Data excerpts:

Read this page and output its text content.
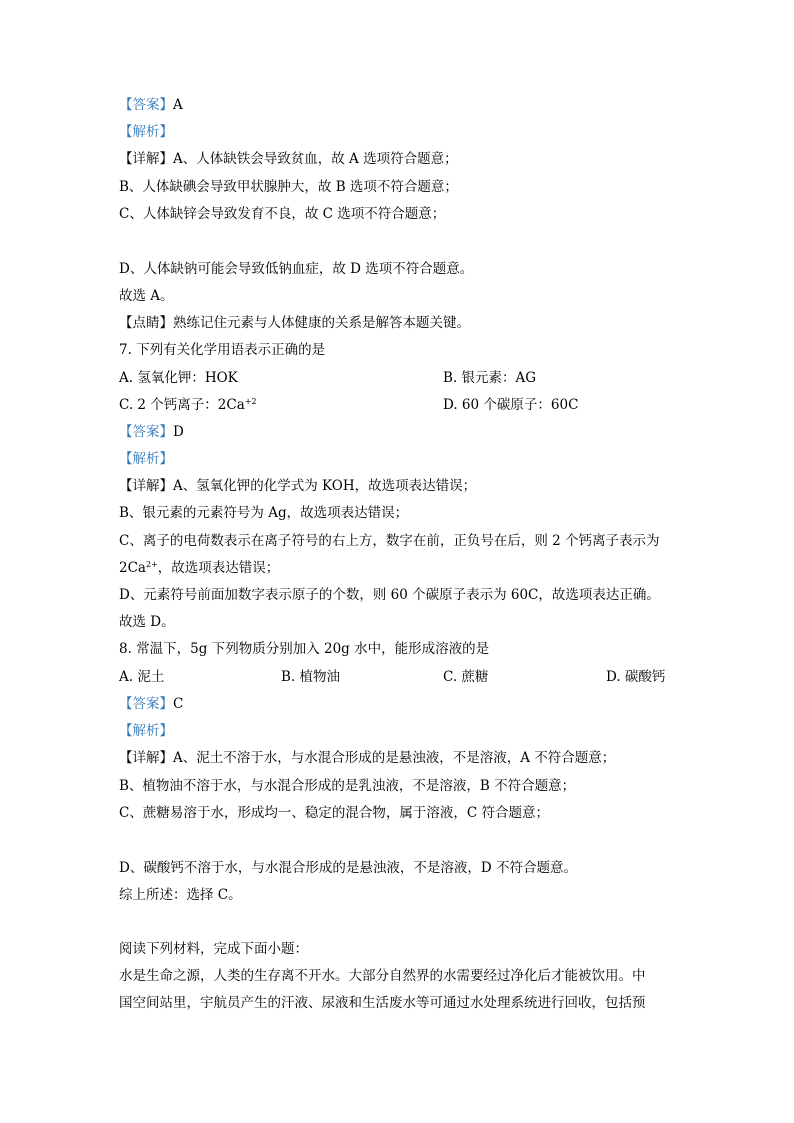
【答案】A
【解析】
【详解】A、人体缺铁会导致贫血，故 A 选项符合题意；
B、人体缺碘会导致甲状腺肿大，故 B 选项不符合题意；
C、人体缺锌会导致发育不良，故 C 选项不符合题意；
D、人体缺钠可能会导致低钠血症，故 D 选项不符合题意。
故选 A。
【点睛】熟练记住元素与人体健康的关系是解答本题关键。
7. 下列有关化学用语表示正确的是
A. 氢氧化钾：HOK	B. 银元素：AG
C. 2 个钙离子：$2Ca^{+2}$	D. 60 个碳原子：60C
【答案】D
【解析】
【详解】A、氢氧化钾的化学式为 KOH，故选项表达错误；
B、银元素的元素符号为 Ag，故选项表达错误；
C、离子的电荷数表示在离子符号的右上方，数字在前，正负号在后，则 2 个钙离子表示为
$2Ca^{2+}$，故选项表达错误；
D、元素符号前面加数字表示原子的个数，则 60 个碳原子表示为 60C，故选项表达正确。
故选 D。
8. 常温下，5g 下列物质分别加入 20g 水中，能形成溶液的是
A. 泥土	B. 植物油	C. 蔗糖	D. 碳酸钙
【答案】C
【解析】
【详解】A、泥土不溶于水，与水混合形成的是悬浊液，不是溶液，A 不符合题意；
B、植物油不溶于水，与水混合形成的是乳浊液，不是溶液，B 不符合题意；
C、蔗糖易溶于水，形成均一、稳定的混合物，属于溶液，C 符合题意；
D、碳酸钙不溶于水，与水混合形成的是悬浊液，不是溶液，D 不符合题意。
综上所述：选择 C。
阅读下列材料，完成下面小题：
水是生命之源，人类的生存离不开水。大部分自然界的水需要经过净化后才能被饮用。中
国空间站里，宇航员产生的汗液、尿液和生活废水等可通过水处理系统进行回收，包括预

- **EXERCISE DESCRIPTION**: Using the material above, gather every line that includes "不是溶液".

- **COMPLETED TASK**:
【详解】A、泥土不溶于水，与水混合形成的是悬浊液，不是溶液，A 不符合题意；
B、植物油不溶于水，与水混合形成的是乳浊液，不是溶液，B 不符合题意；
D、碳酸钙不溶于水，与水混合形成的是悬浊液，不是溶液，D 不符合题意。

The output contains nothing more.